A run of records
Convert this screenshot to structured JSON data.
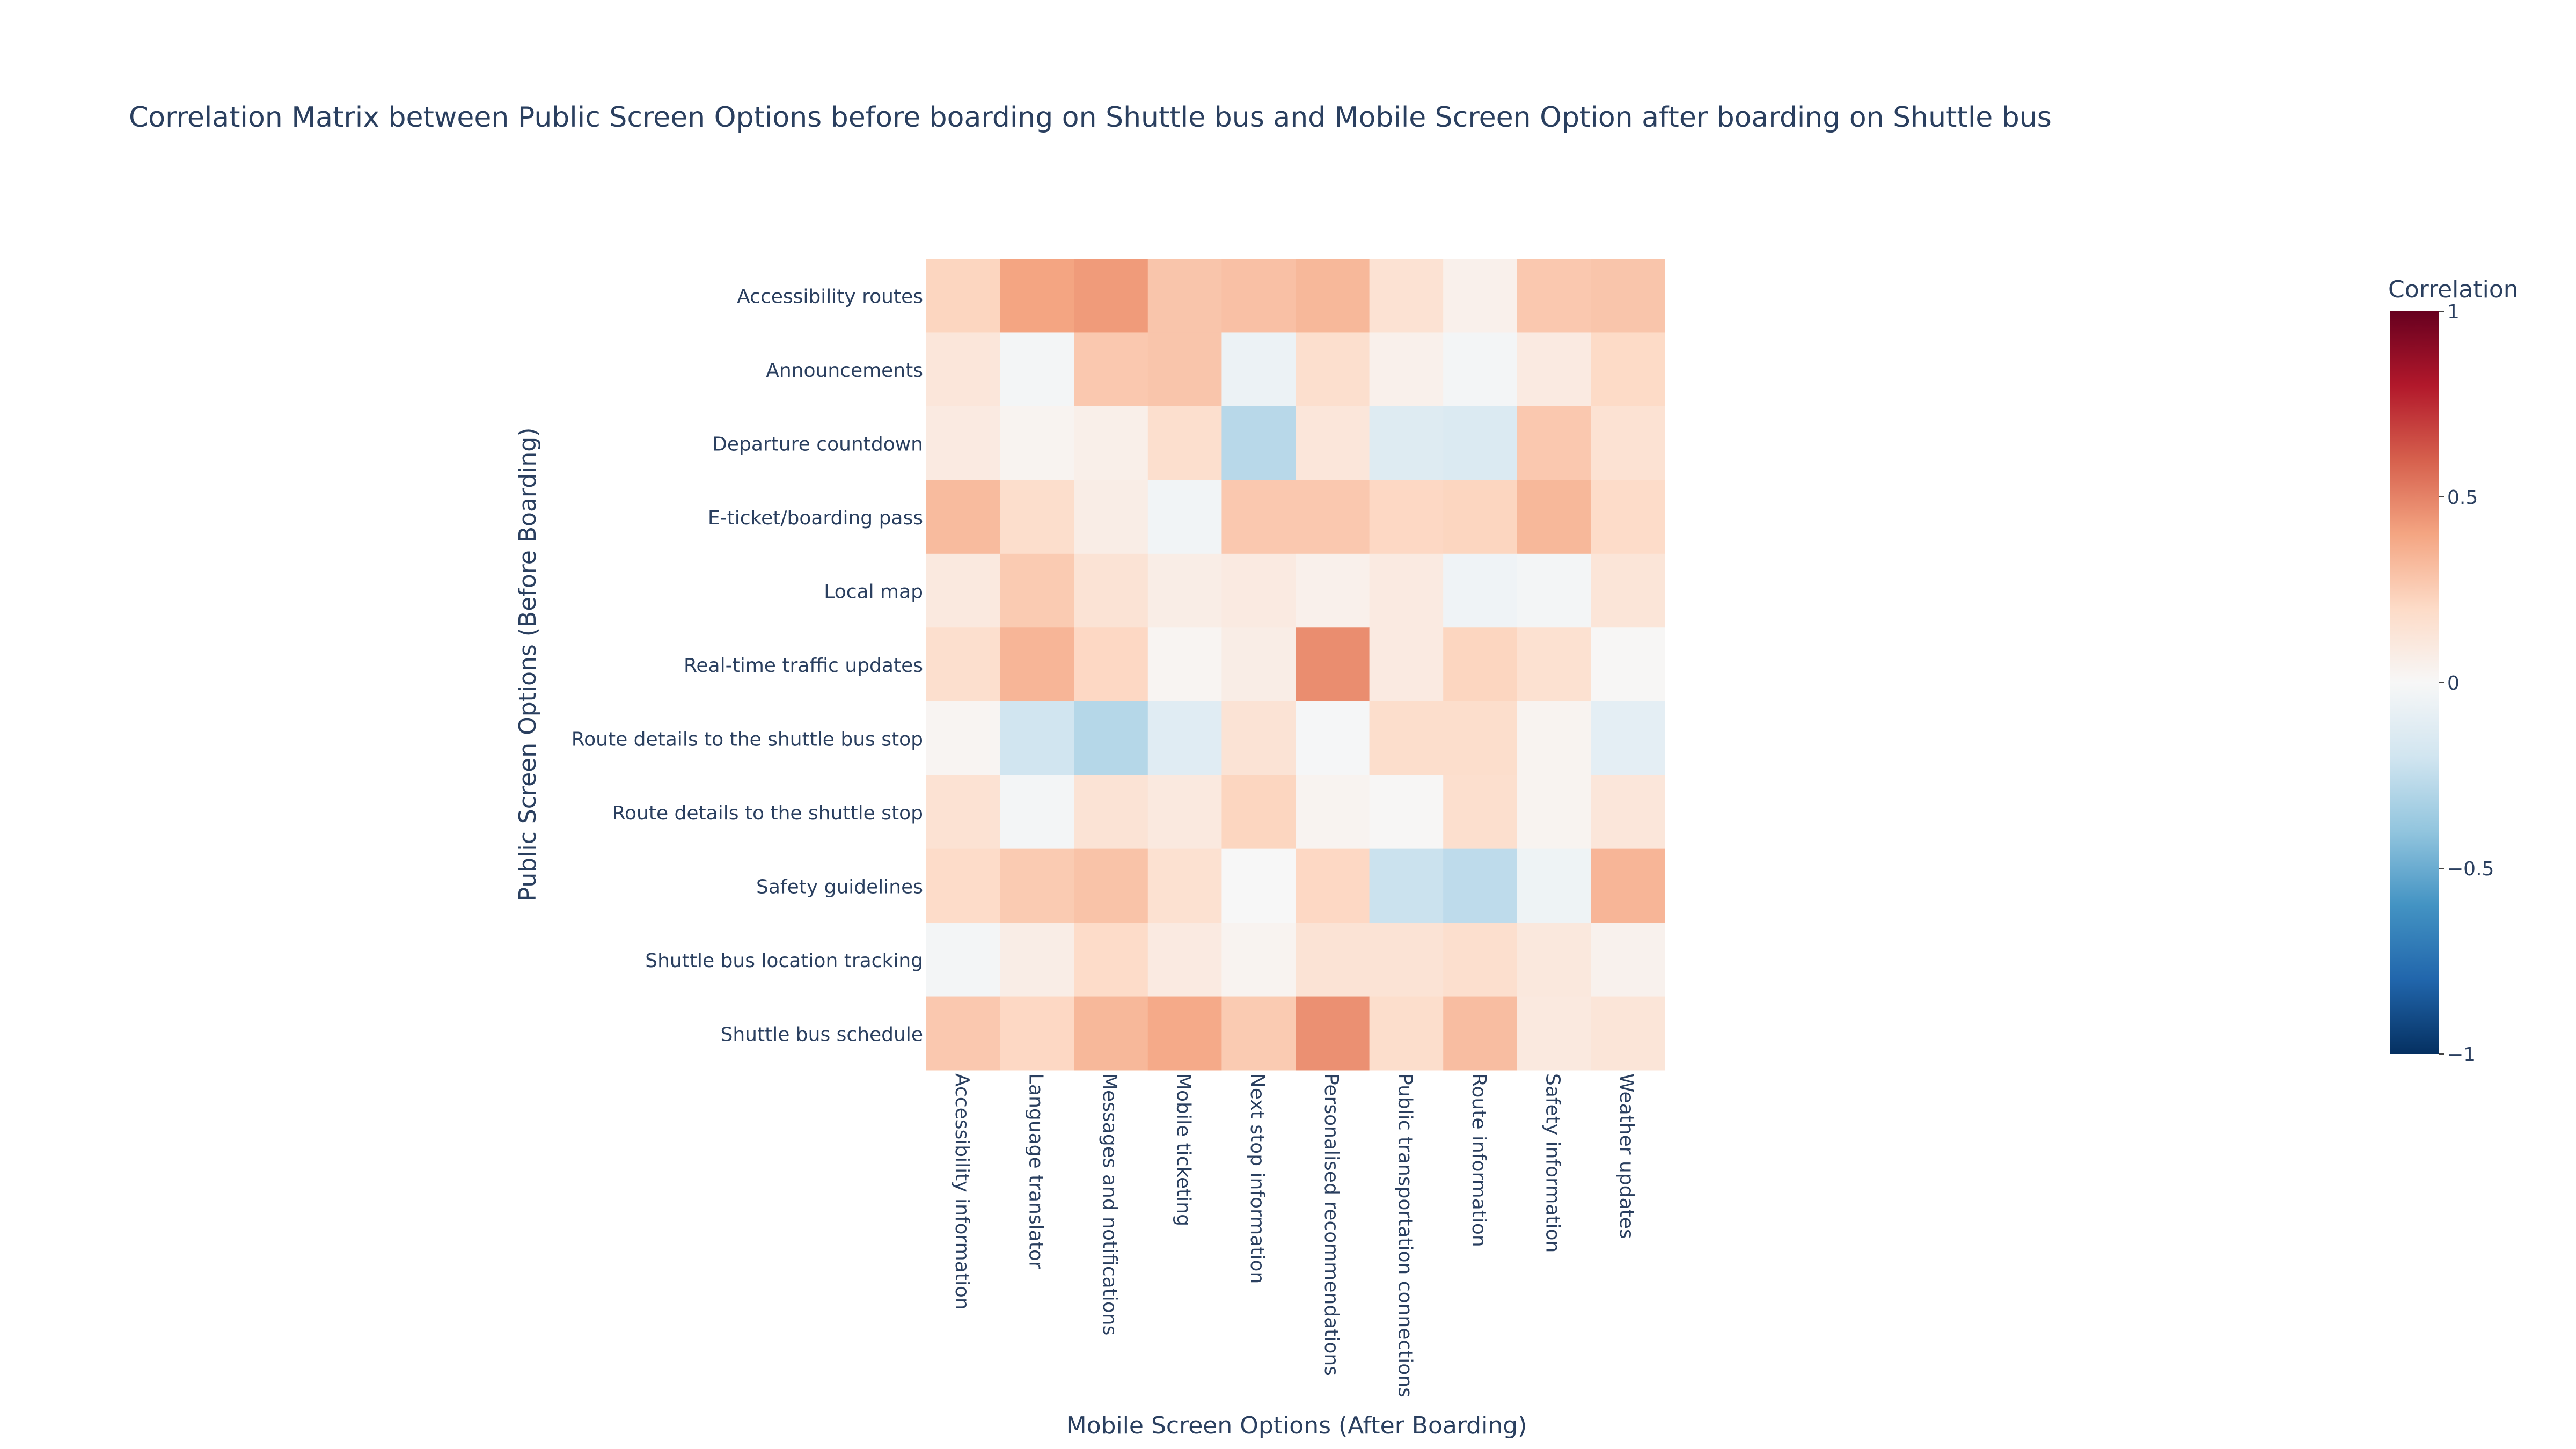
{
  "chart_data": {
    "type": "heatmap",
    "title": "Correlation Matrix between Public Screen Options before boarding on Shuttle bus and Mobile Screen Option after boarding on Shuttle bus",
    "xlabel": "Mobile Screen Options (After Boarding)",
    "ylabel": "Public Screen Options (Before Boarding)",
    "x_categories": [
      "Accessibility information",
      "Language translator",
      "Messages and notifications",
      "Mobile ticketing",
      "Next stop information",
      "Personalised recommendations",
      "Public transportation connections",
      "Route information",
      "Safety information",
      "Weather updates"
    ],
    "y_categories": [
      "Accessibility routes",
      "Announcements",
      "Departure countdown",
      "E-ticket/boarding pass",
      "Local map",
      "Real-time traffic updates",
      "Route details to the shuttle bus stop",
      "Route details to the shuttle stop",
      "Safety guidelines",
      "Shuttle bus location tracking",
      "Shuttle bus schedule"
    ],
    "values": [
      [
        0.22,
        0.4,
        0.43,
        0.28,
        0.3,
        0.33,
        0.15,
        0.05,
        0.27,
        0.28
      ],
      [
        0.12,
        -0.02,
        0.27,
        0.28,
        -0.06,
        0.17,
        0.05,
        -0.02,
        0.09,
        0.2
      ],
      [
        0.09,
        0.03,
        0.06,
        0.17,
        -0.28,
        0.12,
        -0.13,
        -0.15,
        0.27,
        0.15
      ],
      [
        0.32,
        0.18,
        0.07,
        -0.03,
        0.27,
        0.27,
        0.21,
        0.22,
        0.33,
        0.19
      ],
      [
        0.1,
        0.26,
        0.14,
        0.07,
        0.09,
        0.05,
        0.09,
        -0.04,
        -0.02,
        0.13
      ],
      [
        0.17,
        0.34,
        0.21,
        0.02,
        0.07,
        0.47,
        0.09,
        0.22,
        0.16,
        0.01
      ],
      [
        0.02,
        -0.2,
        -0.29,
        -0.12,
        0.14,
        -0.01,
        0.18,
        0.18,
        0.03,
        -0.1
      ],
      [
        0.15,
        -0.02,
        0.14,
        0.1,
        0.22,
        0.03,
        0.01,
        0.17,
        0.03,
        0.12
      ],
      [
        0.19,
        0.26,
        0.29,
        0.16,
        0.0,
        0.21,
        -0.22,
        -0.26,
        -0.05,
        0.34
      ],
      [
        -0.02,
        0.07,
        0.19,
        0.09,
        0.03,
        0.14,
        0.14,
        0.17,
        0.11,
        0.04
      ],
      [
        0.27,
        0.21,
        0.33,
        0.38,
        0.26,
        0.46,
        0.18,
        0.31,
        0.1,
        0.13
      ]
    ],
    "colorbar": {
      "title": "Correlation",
      "range": [
        -1,
        1
      ],
      "ticks": [
        {
          "value": 1,
          "label": "1"
        },
        {
          "value": 0.5,
          "label": "0.5"
        },
        {
          "value": 0,
          "label": "0"
        },
        {
          "value": -0.5,
          "label": "−0.5"
        },
        {
          "value": -1,
          "label": "−1"
        }
      ],
      "colorscale": [
        "#053061",
        "#2166ac",
        "#4393c3",
        "#92c5de",
        "#d1e5f0",
        "#f7f7f7",
        "#fddbc7",
        "#f4a582",
        "#d6604d",
        "#b2182b",
        "#67001f"
      ]
    }
  }
}
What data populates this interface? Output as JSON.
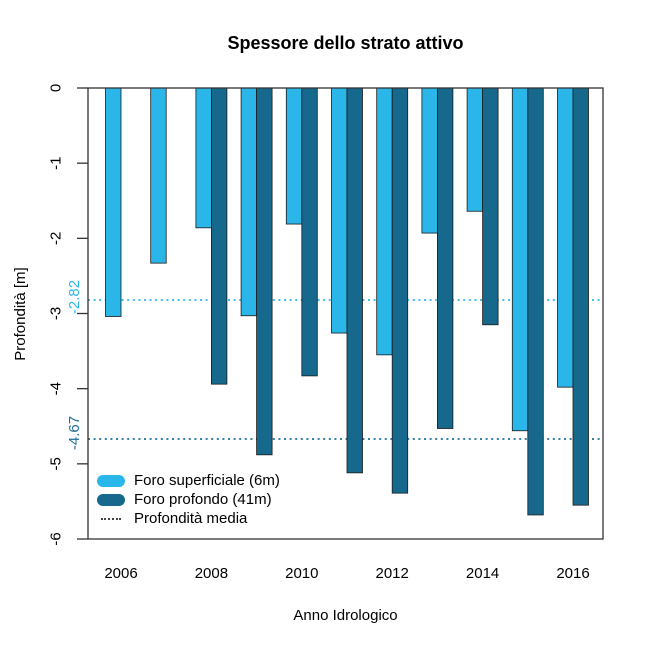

EXERCISE BRIEF
All of the material above is to be copied exactly, except for its images.

RESPONSE TO THE EXERCISE
Convert this screenshot to structured JSON data.
{
  "chart_data": {
    "type": "heatmap",
    "title": "Correlation Matrix between Public Screen Options before boarding on Shuttle bus and Mobile Screen Option after boarding on Shuttle bus",
    "xlabel": "Mobile Screen Options (After Boarding)",
    "ylabel": "Public Screen Options (Before Boarding)",
    "x_categories": [
      "Accessibility information",
      "Language translator",
      "Messages and notifications",
      "Mobile ticketing",
      "Next stop information",
      "Personalised recommendations",
      "Public transportation connections",
      "Route information",
      "Safety information",
      "Weather updates"
    ],
    "y_categories": [
      "Accessibility routes",
      "Announcements",
      "Departure countdown",
      "E-ticket/boarding pass",
      "Local map",
      "Real-time traffic updates",
      "Route details to the shuttle bus stop",
      "Route details to the shuttle stop",
      "Safety guidelines",
      "Shuttle bus location tracking",
      "Shuttle bus schedule"
    ],
    "values": [
      [
        0.22,
        0.4,
        0.43,
        0.28,
        0.3,
        0.33,
        0.15,
        0.05,
        0.27,
        0.28
      ],
      [
        0.12,
        -0.02,
        0.27,
        0.28,
        -0.06,
        0.17,
        0.05,
        -0.02,
        0.09,
        0.2
      ],
      [
        0.09,
        0.03,
        0.06,
        0.17,
        -0.28,
        0.12,
        -0.13,
        -0.15,
        0.27,
        0.15
      ],
      [
        0.32,
        0.18,
        0.07,
        -0.03,
        0.27,
        0.27,
        0.21,
        0.22,
        0.33,
        0.19
      ],
      [
        0.1,
        0.26,
        0.14,
        0.07,
        0.09,
        0.05,
        0.09,
        -0.04,
        -0.02,
        0.13
      ],
      [
        0.17,
        0.34,
        0.21,
        0.02,
        0.07,
        0.47,
        0.09,
        0.22,
        0.16,
        0.01
      ],
      [
        0.02,
        -0.2,
        -0.29,
        -0.12,
        0.14,
        -0.01,
        0.18,
        0.18,
        0.03,
        -0.1
      ],
      [
        0.15,
        -0.02,
        0.14,
        0.1,
        0.22,
        0.03,
        0.01,
        0.17,
        0.03,
        0.12
      ],
      [
        0.19,
        0.26,
        0.29,
        0.16,
        0.0,
        0.21,
        -0.22,
        -0.26,
        -0.05,
        0.34
      ],
      [
        -0.02,
        0.07,
        0.19,
        0.09,
        0.03,
        0.14,
        0.14,
        0.17,
        0.11,
        0.04
      ],
      [
        0.27,
        0.21,
        0.33,
        0.38,
        0.26,
        0.46,
        0.18,
        0.31,
        0.1,
        0.13
      ]
    ],
    "colorbar": {
      "title": "Correlation",
      "range": [
        -1,
        1
      ],
      "ticks": [
        {
          "value": 1,
          "label": "1"
        },
        {
          "value": 0.5,
          "label": "0.5"
        },
        {
          "value": 0,
          "label": "0"
        },
        {
          "value": -0.5,
          "label": "−0.5"
        },
        {
          "value": -1,
          "label": "−1"
        }
      ],
      "colorscale": [
        "#053061",
        "#2166ac",
        "#4393c3",
        "#92c5de",
        "#d1e5f0",
        "#f7f7f7",
        "#fddbc7",
        "#f4a582",
        "#d6604d",
        "#b2182b",
        "#67001f"
      ]
    }
  }
}
What data populates this interface? Output as JSON.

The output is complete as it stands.